#### [Task to carry out]
Reproduce all the entries exactly.

___ Input records

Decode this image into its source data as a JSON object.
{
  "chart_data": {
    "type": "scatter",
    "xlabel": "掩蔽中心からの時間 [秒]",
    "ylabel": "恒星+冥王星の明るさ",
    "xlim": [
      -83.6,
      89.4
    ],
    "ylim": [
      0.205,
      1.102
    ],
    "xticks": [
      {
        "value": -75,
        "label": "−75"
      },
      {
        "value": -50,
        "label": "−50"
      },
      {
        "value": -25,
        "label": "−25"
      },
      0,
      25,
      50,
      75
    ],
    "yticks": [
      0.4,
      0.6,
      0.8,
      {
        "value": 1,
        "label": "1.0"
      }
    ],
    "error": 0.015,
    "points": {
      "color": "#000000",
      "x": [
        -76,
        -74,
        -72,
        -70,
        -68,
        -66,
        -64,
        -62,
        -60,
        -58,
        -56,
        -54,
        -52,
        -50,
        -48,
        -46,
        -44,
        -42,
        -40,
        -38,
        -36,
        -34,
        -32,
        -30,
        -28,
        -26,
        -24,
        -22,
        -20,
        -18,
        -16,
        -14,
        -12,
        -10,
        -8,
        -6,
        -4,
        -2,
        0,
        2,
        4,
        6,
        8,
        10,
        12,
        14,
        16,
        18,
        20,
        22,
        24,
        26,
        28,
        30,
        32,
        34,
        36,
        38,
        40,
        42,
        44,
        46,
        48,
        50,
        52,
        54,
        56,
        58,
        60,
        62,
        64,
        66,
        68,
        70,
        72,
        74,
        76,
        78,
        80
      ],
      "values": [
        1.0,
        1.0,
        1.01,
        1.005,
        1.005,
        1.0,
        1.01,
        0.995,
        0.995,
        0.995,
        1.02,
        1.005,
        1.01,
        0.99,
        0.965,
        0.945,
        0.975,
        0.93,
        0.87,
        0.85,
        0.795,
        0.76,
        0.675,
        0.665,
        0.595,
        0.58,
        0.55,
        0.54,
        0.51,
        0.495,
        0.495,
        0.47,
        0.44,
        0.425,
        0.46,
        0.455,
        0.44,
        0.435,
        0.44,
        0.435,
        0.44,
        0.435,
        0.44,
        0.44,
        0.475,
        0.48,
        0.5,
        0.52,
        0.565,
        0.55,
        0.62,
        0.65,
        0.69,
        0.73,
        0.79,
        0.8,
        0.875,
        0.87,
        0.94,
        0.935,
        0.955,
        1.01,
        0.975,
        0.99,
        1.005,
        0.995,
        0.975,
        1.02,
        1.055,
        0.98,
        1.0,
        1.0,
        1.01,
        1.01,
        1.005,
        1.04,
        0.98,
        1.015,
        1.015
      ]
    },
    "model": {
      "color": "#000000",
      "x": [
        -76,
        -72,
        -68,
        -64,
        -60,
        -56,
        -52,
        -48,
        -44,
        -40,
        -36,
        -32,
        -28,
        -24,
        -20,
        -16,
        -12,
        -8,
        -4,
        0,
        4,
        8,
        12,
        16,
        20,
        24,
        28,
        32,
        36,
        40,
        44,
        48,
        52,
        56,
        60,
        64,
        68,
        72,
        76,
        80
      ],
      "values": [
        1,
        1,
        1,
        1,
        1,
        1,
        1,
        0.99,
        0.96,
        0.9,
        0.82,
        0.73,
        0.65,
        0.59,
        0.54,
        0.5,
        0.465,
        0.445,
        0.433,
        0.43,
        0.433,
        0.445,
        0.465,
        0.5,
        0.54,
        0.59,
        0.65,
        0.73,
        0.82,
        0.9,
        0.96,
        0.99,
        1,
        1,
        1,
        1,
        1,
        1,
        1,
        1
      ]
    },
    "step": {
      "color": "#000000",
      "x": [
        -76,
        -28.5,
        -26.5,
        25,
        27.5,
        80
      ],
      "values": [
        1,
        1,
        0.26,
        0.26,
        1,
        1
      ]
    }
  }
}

______

#### [Result for this exercise]
Decode this image into its source data as a JSON object.
{
  "chart_data": {
    "type": "scatter",
    "xlabel": "掩蔽中心からの時間 [秒]",
    "ylabel": "恒星+冥王星の明るさ",
    "xlim": [
      -83.6,
      89.4
    ],
    "ylim": [
      0.205,
      1.102
    ],
    "xticks": [
      {
        "value": -75,
        "label": "−75"
      },
      {
        "value": -50,
        "label": "−50"
      },
      {
        "value": -25,
        "label": "−25"
      },
      0,
      25,
      50,
      75
    ],
    "yticks": [
      0.4,
      0.6,
      0.8,
      {
        "value": 1,
        "label": "1.0"
      }
    ],
    "error": 0.015,
    "points": {
      "color": "#000000",
      "x": [
        -76,
        -74,
        -72,
        -70,
        -68,
        -66,
        -64,
        -62,
        -60,
        -58,
        -56,
        -54,
        -52,
        -50,
        -48,
        -46,
        -44,
        -42,
        -40,
        -38,
        -36,
        -34,
        -32,
        -30,
        -28,
        -26,
        -24,
        -22,
        -20,
        -18,
        -16,
        -14,
        -12,
        -10,
        -8,
        -6,
        -4,
        -2,
        0,
        2,
        4,
        6,
        8,
        10,
        12,
        14,
        16,
        18,
        20,
        22,
        24,
        26,
        28,
        30,
        32,
        34,
        36,
        38,
        40,
        42,
        44,
        46,
        48,
        50,
        52,
        54,
        56,
        58,
        60,
        62,
        64,
        66,
        68,
        70,
        72,
        74,
        76,
        78,
        80
      ],
      "values": [
        1.0,
        1.0,
        1.01,
        1.005,
        1.005,
        1.0,
        1.01,
        0.995,
        0.995,
        0.995,
        1.02,
        1.005,
        1.01,
        0.99,
        0.965,
        0.945,
        0.975,
        0.93,
        0.87,
        0.85,
        0.795,
        0.76,
        0.675,
        0.665,
        0.595,
        0.58,
        0.55,
        0.54,
        0.51,
        0.495,
        0.495,
        0.47,
        0.44,
        0.425,
        0.46,
        0.455,
        0.44,
        0.435,
        0.44,
        0.435,
        0.44,
        0.435,
        0.44,
        0.44,
        0.475,
        0.48,
        0.5,
        0.52,
        0.565,
        0.55,
        0.62,
        0.65,
        0.69,
        0.73,
        0.79,
        0.8,
        0.875,
        0.87,
        0.94,
        0.935,
        0.955,
        1.01,
        0.975,
        0.99,
        1.005,
        0.995,
        0.975,
        1.02,
        1.055,
        0.98,
        1.0,
        1.0,
        1.01,
        1.01,
        1.005,
        1.04,
        0.98,
        1.015,
        1.015
      ]
    },
    "model": {
      "color": "#000000",
      "x": [
        -76,
        -72,
        -68,
        -64,
        -60,
        -56,
        -52,
        -48,
        -44,
        -40,
        -36,
        -32,
        -28,
        -24,
        -20,
        -16,
        -12,
        -8,
        -4,
        0,
        4,
        8,
        12,
        16,
        20,
        24,
        28,
        32,
        36,
        40,
        44,
        48,
        52,
        56,
        60,
        64,
        68,
        72,
        76,
        80
      ],
      "values": [
        1,
        1,
        1,
        1,
        1,
        1,
        1,
        0.99,
        0.96,
        0.9,
        0.82,
        0.73,
        0.65,
        0.59,
        0.54,
        0.5,
        0.465,
        0.445,
        0.433,
        0.43,
        0.433,
        0.445,
        0.465,
        0.5,
        0.54,
        0.59,
        0.65,
        0.73,
        0.82,
        0.9,
        0.96,
        0.99,
        1,
        1,
        1,
        1,
        1,
        1,
        1,
        1
      ]
    },
    "step": {
      "color": "#000000",
      "x": [
        -76,
        -28.5,
        -26.5,
        25,
        27.5,
        80
      ],
      "values": [
        1,
        1,
        0.26,
        0.26,
        1,
        1
      ]
    }
  }
}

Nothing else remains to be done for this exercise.